- _REQUEST 1_
In the review of Ibsen scholarship, rewrite the paragraph that begins "The last three items in this category" as a short list of its main points.
- _REQUEST 2_
According to the review of Ibsen scholarship, for how long did Antonio Gramsci review plays?
- _REQUEST 3_
Continue the review of Ibsen scholarship from the point where it stops.

The last three items in this category require only brief notice. Marilyn Jurich’s “Solus Solo” (15) is on the subject of solipsism and consists of describing the character traits of Peer Gynt, John Gardner’s Grendel, and the protagonist of the novel Perfume. The remarks on Peer contain clumsy errors in transcriptions of quotations and in the spelling of unfamiliar words. The few judgments concern-ing Peer are drawn from others. No one interested in learning something about or developing a deeper sense of Peer Gynt will profit from reading this essay. For the last two items I here provide all that is specifically relevant to Ibsen in them.

In “Under the Sign of the Onion” (16), Rustom Bharucha uses his experience of directing an adaptation of Peer Gynt into one of the many languages of India to discuss the “intracultural negotiations” of his subtitle, but two of his remarks on the play are worth noting. He sees it as “nothing less than a saga of the secular self. Caught between forces of intolerance, fundamentalism, bigotry, and the giddy, irresponsible adventures of global capitalism, the play narrativizes a certain loss of the self, for which (in my interpretation, at least) there is no easy redemption.” Bharucha also observes that “basically—and I trust that my perspective will not be interpreted as cultural chauvinism—I am convinced that the ‘folk’ and epic dimensions of Peer Gynt are largely lost in western adapta-tions, for the critical (and historical) reason that there is no meaningful exposure of the ‘folk’ resources in these cultures, except through the most contrived reconstructions.” Antonio Gramsci, the Italian Marxist theorist, reviewed plays for five years in his twenties, among them a 1917 production of A Doll House (17). Gramsci calls the play a “superior creation of Ibsen’s imagination” that presents Nora’s “deeply moral action of leaving home, husband, and children to find herself, scrutinize her inner depths for the roots of her own moral being, and fulfill the duty we all have to ourselves, before others.” He also notes the play’s “vivid representation of human individuals in suffering and joy, struggling continually to better themselves and improve the moral fibre of their own personalities, both historically and in the world of the present.” But most of his review is devoted to an analysis of why the spectators could not sympathize with Nora’s final action but were instead “stunned and almost disgusted.” The cause of this, he argues, was that they had fully subscribed to the bourgeois moral code against which Nora rebels in order to adopt “a more spiritually human morality.”

1. Bruce Maylath, “The Trouble with Ibsen’s Names,” Names 44:1 (1996), 41-58.

2. Erik Østerud, “Myth and Modernity: Henrik Ibsen’s Double-Drama,” Scandinavica 33:2 (1994), 161-82.

3. Erik Østerud, “Henrik Ibsen’s Theatre Mask. Tableau, Absorption and Theatricality in The Wild Duck,” Orbis Litterarum 51 (1996), 148-77.

4. Erik Østerud, “Tableau and Thanatos in Henrik Ibsen’s Gengangere,” Scandinavian Studies 68 (1996), 473-89.

- _ITEMS_
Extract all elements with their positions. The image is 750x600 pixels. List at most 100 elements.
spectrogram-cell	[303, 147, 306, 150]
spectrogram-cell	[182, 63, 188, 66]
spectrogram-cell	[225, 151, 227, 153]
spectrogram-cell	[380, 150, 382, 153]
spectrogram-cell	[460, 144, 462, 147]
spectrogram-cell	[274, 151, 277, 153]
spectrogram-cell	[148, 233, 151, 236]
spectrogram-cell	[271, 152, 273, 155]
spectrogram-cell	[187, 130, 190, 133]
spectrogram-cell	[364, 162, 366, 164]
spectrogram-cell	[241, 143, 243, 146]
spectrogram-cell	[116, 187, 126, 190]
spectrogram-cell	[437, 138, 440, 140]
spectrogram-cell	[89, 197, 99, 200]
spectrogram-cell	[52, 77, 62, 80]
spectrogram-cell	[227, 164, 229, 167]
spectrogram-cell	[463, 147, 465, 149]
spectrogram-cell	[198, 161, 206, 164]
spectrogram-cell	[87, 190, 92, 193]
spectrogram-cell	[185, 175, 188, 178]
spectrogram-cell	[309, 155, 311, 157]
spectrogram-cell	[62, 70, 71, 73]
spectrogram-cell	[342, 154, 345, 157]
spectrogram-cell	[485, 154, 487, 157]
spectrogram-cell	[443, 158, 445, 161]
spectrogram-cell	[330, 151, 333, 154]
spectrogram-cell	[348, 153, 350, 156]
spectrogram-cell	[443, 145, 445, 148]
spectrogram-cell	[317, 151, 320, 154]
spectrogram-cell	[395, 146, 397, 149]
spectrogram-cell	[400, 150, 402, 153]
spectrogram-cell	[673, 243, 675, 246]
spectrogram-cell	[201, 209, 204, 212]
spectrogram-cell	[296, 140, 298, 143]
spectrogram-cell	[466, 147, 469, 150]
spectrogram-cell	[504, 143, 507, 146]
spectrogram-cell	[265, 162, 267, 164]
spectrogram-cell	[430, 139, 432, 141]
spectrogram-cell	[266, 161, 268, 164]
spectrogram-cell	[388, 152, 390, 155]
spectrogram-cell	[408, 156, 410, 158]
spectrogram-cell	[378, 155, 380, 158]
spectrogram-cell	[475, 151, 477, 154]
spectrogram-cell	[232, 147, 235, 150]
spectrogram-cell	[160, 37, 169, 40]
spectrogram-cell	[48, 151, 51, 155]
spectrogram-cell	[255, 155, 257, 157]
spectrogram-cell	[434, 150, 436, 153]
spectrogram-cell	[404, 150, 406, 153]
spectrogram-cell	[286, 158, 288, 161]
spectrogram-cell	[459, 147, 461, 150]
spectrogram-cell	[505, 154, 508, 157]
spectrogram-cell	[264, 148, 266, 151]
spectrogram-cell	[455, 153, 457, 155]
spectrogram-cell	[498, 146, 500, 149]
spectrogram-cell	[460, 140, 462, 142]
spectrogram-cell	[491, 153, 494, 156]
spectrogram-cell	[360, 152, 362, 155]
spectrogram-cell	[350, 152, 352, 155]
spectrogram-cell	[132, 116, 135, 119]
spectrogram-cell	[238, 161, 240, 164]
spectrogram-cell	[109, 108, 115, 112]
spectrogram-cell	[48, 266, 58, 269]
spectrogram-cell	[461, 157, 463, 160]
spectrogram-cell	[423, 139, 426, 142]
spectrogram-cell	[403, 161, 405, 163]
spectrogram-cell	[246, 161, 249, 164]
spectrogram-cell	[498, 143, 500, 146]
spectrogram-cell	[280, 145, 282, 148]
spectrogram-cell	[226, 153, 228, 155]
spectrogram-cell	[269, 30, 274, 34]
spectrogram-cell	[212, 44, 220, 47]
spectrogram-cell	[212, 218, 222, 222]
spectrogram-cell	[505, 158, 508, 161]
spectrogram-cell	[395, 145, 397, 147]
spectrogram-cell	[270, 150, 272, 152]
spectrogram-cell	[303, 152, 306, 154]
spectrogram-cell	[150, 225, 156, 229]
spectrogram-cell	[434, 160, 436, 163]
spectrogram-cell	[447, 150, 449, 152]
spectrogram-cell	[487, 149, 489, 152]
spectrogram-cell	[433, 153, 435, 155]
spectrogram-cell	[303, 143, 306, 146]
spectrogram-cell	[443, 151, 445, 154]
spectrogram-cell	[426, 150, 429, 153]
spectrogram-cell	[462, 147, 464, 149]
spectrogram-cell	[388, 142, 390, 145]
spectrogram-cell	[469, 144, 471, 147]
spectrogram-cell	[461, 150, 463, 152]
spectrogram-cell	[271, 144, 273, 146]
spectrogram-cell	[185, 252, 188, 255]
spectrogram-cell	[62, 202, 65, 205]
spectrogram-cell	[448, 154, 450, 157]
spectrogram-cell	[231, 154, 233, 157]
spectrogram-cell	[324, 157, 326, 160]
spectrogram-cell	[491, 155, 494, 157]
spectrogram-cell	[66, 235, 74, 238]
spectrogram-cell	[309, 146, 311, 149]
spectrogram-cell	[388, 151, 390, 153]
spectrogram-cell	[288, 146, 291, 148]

- _TASK RESPONSE 1_
- The last three items in the category get only brief notice.
- Marilyn Jurich's "Solus Solo" (15) deals with solipsism. It describes the character traits of Peer Gynt, John Gardner's Grendel, and the protagonist of the novel Perfume.
- Its remarks on Peer contain clumsy errors in transcribing quotations and in spelling unfamiliar words.
- Its few judgments about Peer are drawn from others.
- No one wanting to learn about Peer Gynt or understand it more deeply will profit from the essay.
- For the last two items, only what is specifically relevant to Ibsen is given.

- _TASK RESPONSE 2_
He reviewed plays for five years in his twenties.

- _TASK RESPONSE 3_
5. Joan Templeton, “Diderot’s Tableau, Greek Tragic Form, and Gengangere,” Scandinavian Studies 69 (1997), 346-49.

6. Brian Johnston, “‘Diverse Galskaber’ in Ibsen’s The Wild Duck, ” Comparative Drama 30:1 (1996), 41-71.

7. Brian Johnston, “The Metaphoric Structure of The Wild Duck,” in Contemporary Approaches to Ibsen 1 (Oslo: Universitetsforlaget, 1966), 72-95.

8. Carl T. Rotenberg and Francene Rotenberg, “Idealization and Disillusionment in the Dramas of Henrik Ibsen,” Journal of the American Academy of Psychoanalysis 24 (1996), 137-61.

9. Oliver Gerland, “‘An Icy Hand Has Set Me Loose’: Max Weber Reads Ibsen’s John Gabriel Borkman,” Journal of Dramatic Theory and Criticism 11:1 (1996), 3-18.

10. Oliver Gerland, “Psychological Models for Drama: Ibsen’s Peer Gynt and the Relational Self,” Mosaic 29:2 (1996), 53-72.

11. Anne-Marie V. Stanton-Ife, “A Woman’s Place/Female Space in Ibsen’s Fruen fra HavetScandinavica 35:1 (1996), 29-52.

12. Egil Törnqvist, “Page, Stage and Screen: The Opening of Ibsen’s Gengangere,” Tydschrift voor Skandinaviteek 17:1 (1996), 27-52.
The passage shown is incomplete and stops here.